__OBJECTIVE__: Show each line of the data below that has the string "функций" in it.
Start PROVIDED RECORDS
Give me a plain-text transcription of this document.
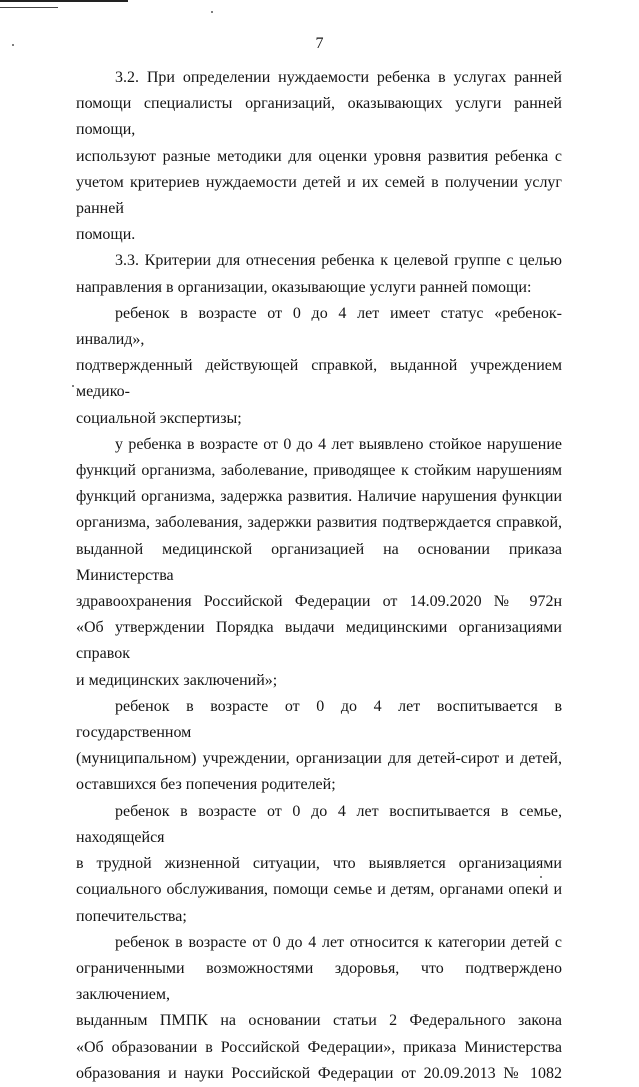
7

3.2. При определении нуждаемости ребенка в услугах ранней
помощи специалисты организаций, оказывающих услуги ранней помощи,
используют разные методики для оценки уровня развития ребенка с
учетом критериев нуждаемости детей и их семей в получении услуг ранней
помощи.

3.3. Критерии для отнесения ребенка к целевой группе с целью
направления в организации, оказывающие услуги ранней помощи:

ребенок в возрасте от 0 до 4 лет имеет статус «ребенок-инвалид»,
подтвержденный действующей справкой, выданной учреждением медико-
социальной экспертизы;

у ребенка в возрасте от 0 до 4 лет выявлено стойкое нарушение
функций организма, заболевание, приводящее к стойким нарушениям
функций организма, задержка развития. Наличие нарушения функции
организма, заболевания, задержки развития подтверждается справкой,
выданной медицинской организацией на основании приказа Министерства
здравоохранения Российской Федерации от 14.09.2020 № 972н
«Об утверждении Порядка выдачи медицинскими организациями справок
и медицинских заключений»;

ребенок в возрасте от 0 до 4 лет воспитывается в государственном
(муниципальном) учреждении, организации для детей-сирот и детей,
оставшихся без попечения родителей;

ребенок в возрасте от 0 до 4 лет воспитывается в семье, находящейся
в трудной жизненной ситуации, что выявляется организациями
социального обслуживания, помощи семье и детям, органами опеки и
попечительства;

ребенок в возрасте от 0 до 4 лет относится к категории детей с
ограниченными возможностями здоровья, что подтверждено заключением,
выданным ПМПК на основании статьи 2 Федерального закона
«Об образовании в Российской Федерации», приказа Министерства
образования и науки Российской Федерации от 20.09.2013 № 1082
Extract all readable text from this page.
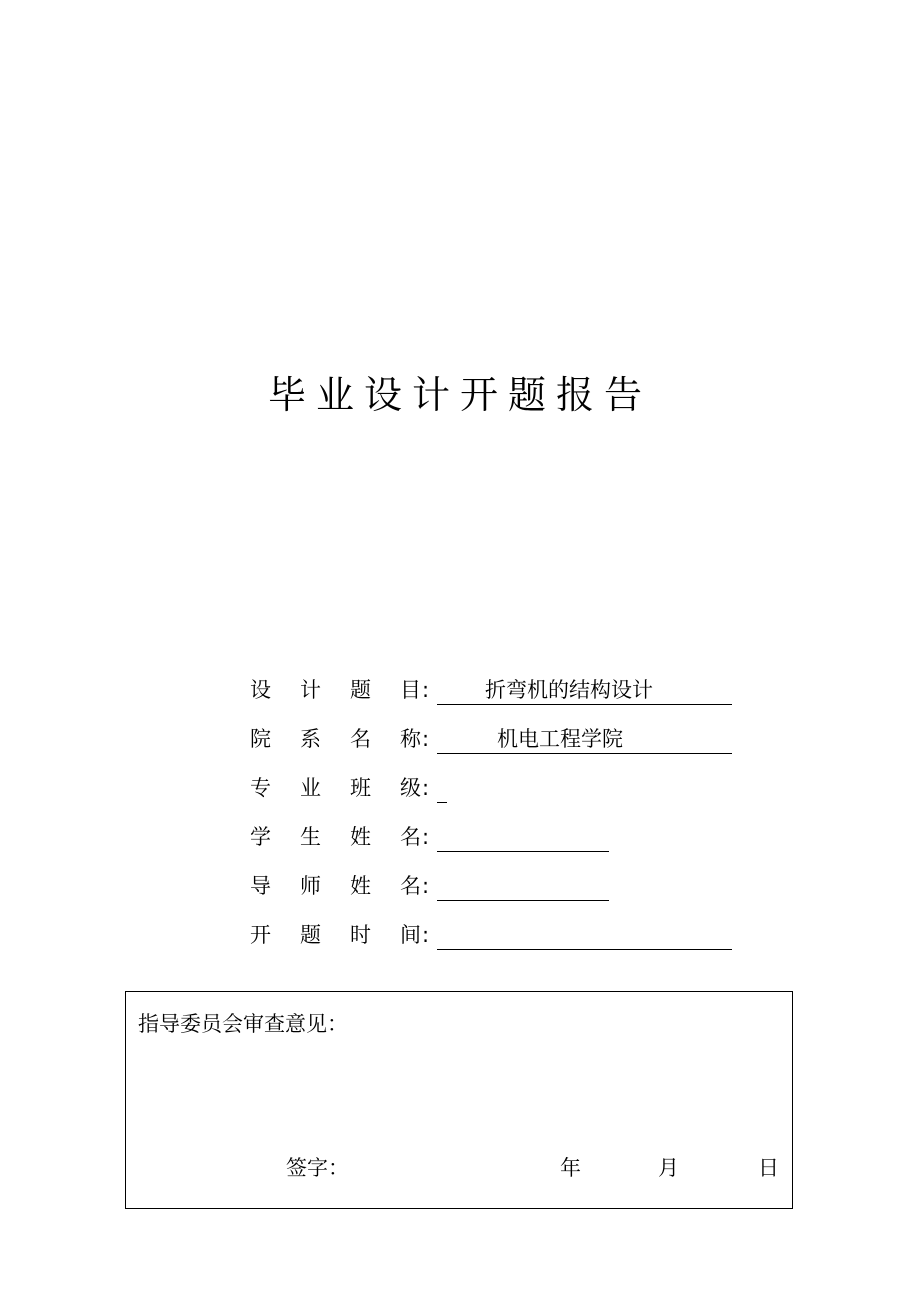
毕业设计开题报告
设 计 题 目 :	折弯机的结构设计
院 系 名 称 :	机电工程学院
专 业 班 级 :
学 生 姓 名 :
导 师 姓 名 :
开 题 时 间 :
指导委员会审查意见：
签字：	年	月	日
End PROVIDED RECORDS
__ANSWER__:
функций организма, заболевание, приводящее к стойким нарушениям
функций организма, задержка развития. Наличие нарушения функции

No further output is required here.